--- Start Material provided ---
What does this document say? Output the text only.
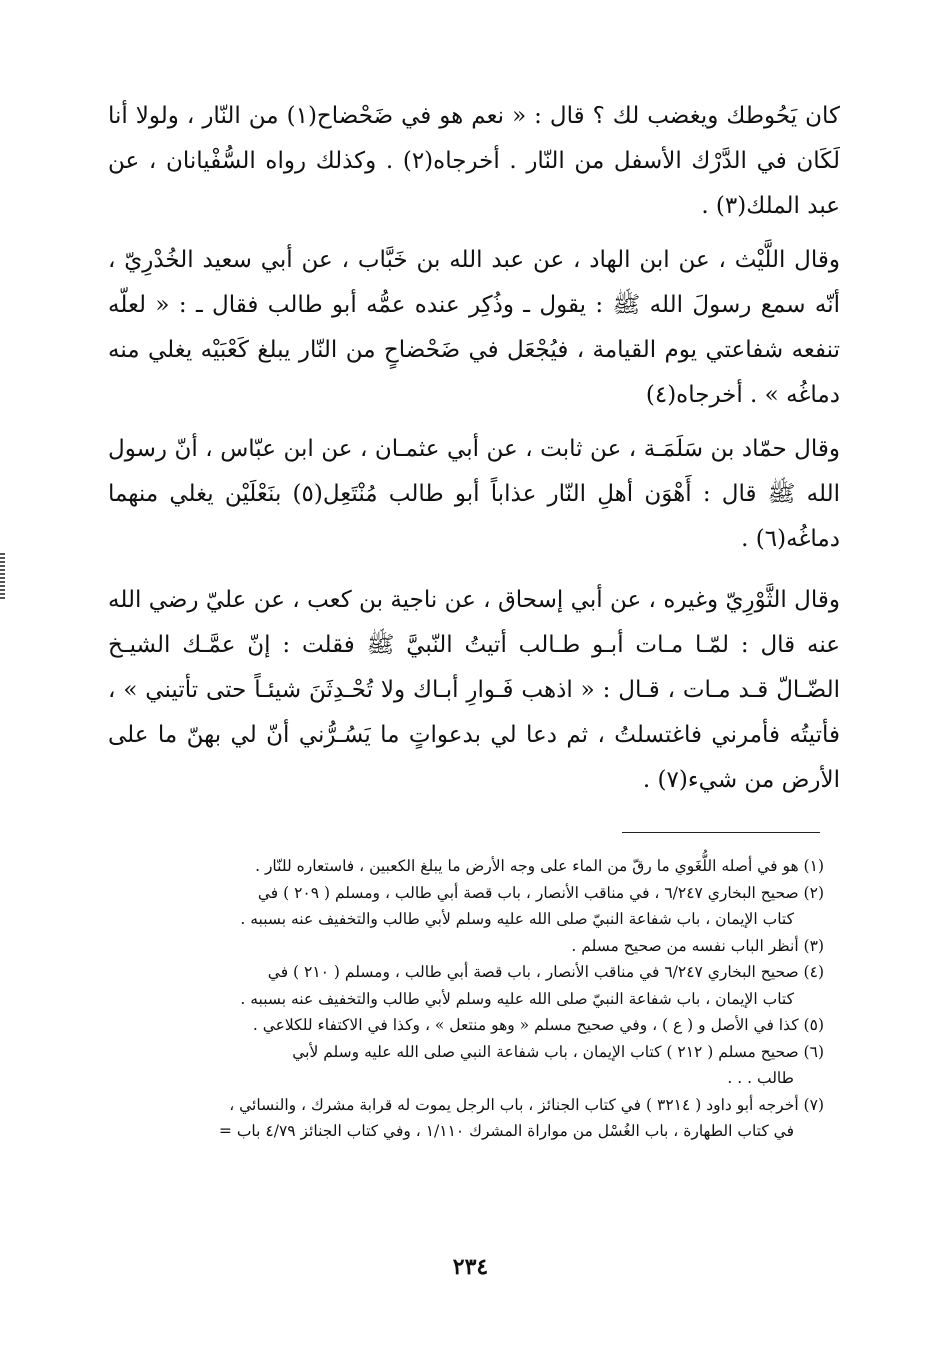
كان يَحُوطك ويغضب لك ؟ قال : « نعم هو في ضَحْضاح(١) من النّار ، ولولا أنا لَكَان في الدَّرْك الأسفل من النّار . أخرجاه(٢) . وكذلك رواه السُّفْيانان ، عن عبد الملك(٣) .

وقال اللَّيْث ، عن ابن الهاد ، عن عبد الله بن خَبَّاب ، عن أبي سعيد الخُدْرِيّ ، أنّه سمع رسولَ الله ﷺ : يقول ـ وذُكِر عنده عمُّه أبو طالب فقال ـ : « لعلّه تنفعه شفاعتي يوم القيامة ، فيُجْعَل في ضَحْضاحٍ من النّار يبلغ كَعْبَيْه يغلي منه دماغُه » . أخرجاه(٤)

وقال حمّاد بن سَلَمَـة ، عن ثابت ، عن أبي عثمـان ، عن ابن عبّاس ، أنّ رسول الله ﷺ قال : أَهْوَن أهلِ النّار عذاباً أبو طالب مُنْتَعِل(٥) بنَعْلَيْن يغلي منهما دماغُه(٦) .

وقال الثَّوْرِيّ وغيره ، عن أبي إسحاق ، عن ناجية بن كعب ، عن عليّ رضي الله عنه قال : لمّـا مـات أبـو طـالب أتيتُ النّبيَّ ﷺ فقلت : إنّ عمَّـك الشيـخ الضّـالّ قـد مـات ، قـال : « اذهب فَـوارِ أبـاك ولا تُحْـدِثَنَ شيئـاً حتى تأتيني » ، فأتيتُه فأمرني فاغتسلتُ ، ثم دعا لي بدعواتٍ ما يَسُـرُّني أنّ لي بهنّ ما على الأرض من شيء(٧) .

(١) هو في أصله اللُّغَوي ما رقّ من الماء على وجه الأرض ما يبلغ الكعبين ، فاستعاره للنّار .
(٢) صحيح البخاري ٦/٢٤٧ ، في مناقب الأنصار ، باب قصة أبي طالب ، ومسلم ( ٢٠٩ ) في
كتاب الإيمان ، باب شفاعة النبيّ صلى الله عليه وسلم لأبي طالب والتخفيف عنه بسببه .
(٣) أنظر الباب نفسه من صحيح مسلم .
(٤) صحيح البخاري ٦/٢٤٧ في مناقب الأنصار ، باب قصة أبي طالب ، ومسلم ( ٢١٠ ) في
كتاب الإيمان ، باب شفاعة النبيّ صلى الله عليه وسلم لأبي طالب والتخفيف عنه بسببه .
(٥) كذا في الأصل و ( ع ) ، وفي صحيح مسلم « وهو منتعل » ، وكذا في الاكتفاء للكلاعي .
(٦) صحيح مسلم ( ٢١٢ ) كتاب الإيمان ، باب شفاعة النبي صلى الله عليه وسلم لأبي
طالب . . .
(٧) أخرجه أبو داود ( ٣٢١٤ ) في كتاب الجنائز ، باب الرجل يموت له قرابة مشرك ، والنسائي ،
في كتاب الطهارة ، باب الغُسْل من مواراة المشرك ١/١١٠ ، وفي كتاب الجنائز ٤/٧٩ باب =
٢٣٤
--- End Material provided ---
--- What the exercise asks ---
Leave out the pictures and repeat everything else in the records exactly.

--- Task response ---
What does this document say? Output the text only.
كان يَحُوطك ويغضب لك ؟ قال : « نعم هو في ضَحْضاح(١) من النّار ، ولولا أنا لَكَان في الدَّرْك الأسفل من النّار . أخرجاه(٢) . وكذلك رواه السُّفْيانان ، عن عبد الملك(٣) .

وقال اللَّيْث ، عن ابن الهاد ، عن عبد الله بن خَبَّاب ، عن أبي سعيد الخُدْرِيّ ، أنّه سمع رسولَ الله ﷺ : يقول ـ وذُكِر عنده عمُّه أبو طالب فقال ـ : « لعلّه تنفعه شفاعتي يوم القيامة ، فيُجْعَل في ضَحْضاحٍ من النّار يبلغ كَعْبَيْه يغلي منه دماغُه » . أخرجاه(٤)

وقال حمّاد بن سَلَمَـة ، عن ثابت ، عن أبي عثمـان ، عن ابن عبّاس ، أنّ رسول الله ﷺ قال : أَهْوَن أهلِ النّار عذاباً أبو طالب مُنْتَعِل(٥) بنَعْلَيْن يغلي منهما دماغُه(٦) .

وقال الثَّوْرِيّ وغيره ، عن أبي إسحاق ، عن ناجية بن كعب ، عن عليّ رضي الله عنه قال : لمّـا مـات أبـو طـالب أتيتُ النّبيَّ ﷺ فقلت : إنّ عمَّـك الشيـخ الضّـالّ قـد مـات ، قـال : « اذهب فَـوارِ أبـاك ولا تُحْـدِثَنَ شيئـاً حتى تأتيني » ، فأتيتُه فأمرني فاغتسلتُ ، ثم دعا لي بدعواتٍ ما يَسُـرُّني أنّ لي بهنّ ما على الأرض من شيء(٧) .

(١) هو في أصله اللُّغَوي ما رقّ من الماء على وجه الأرض ما يبلغ الكعبين ، فاستعاره للنّار .
(٢) صحيح البخاري ٦/٢٤٧ ، في مناقب الأنصار ، باب قصة أبي طالب ، ومسلم ( ٢٠٩ ) في
كتاب الإيمان ، باب شفاعة النبيّ صلى الله عليه وسلم لأبي طالب والتخفيف عنه بسببه .
(٣) أنظر الباب نفسه من صحيح مسلم .
(٤) صحيح البخاري ٦/٢٤٧ في مناقب الأنصار ، باب قصة أبي طالب ، ومسلم ( ٢١٠ ) في
كتاب الإيمان ، باب شفاعة النبيّ صلى الله عليه وسلم لأبي طالب والتخفيف عنه بسببه .
(٥) كذا في الأصل و ( ع ) ، وفي صحيح مسلم « وهو منتعل » ، وكذا في الاكتفاء للكلاعي .
(٦) صحيح مسلم ( ٢١٢ ) كتاب الإيمان ، باب شفاعة النبي صلى الله عليه وسلم لأبي
طالب . . .
(٧) أخرجه أبو داود ( ٣٢١٤ ) في كتاب الجنائز ، باب الرجل يموت له قرابة مشرك ، والنسائي ،
في كتاب الطهارة ، باب الغُسْل من مواراة المشرك ١/١١٠ ، وفي كتاب الجنائز ٤/٧٩ باب =
٢٣٤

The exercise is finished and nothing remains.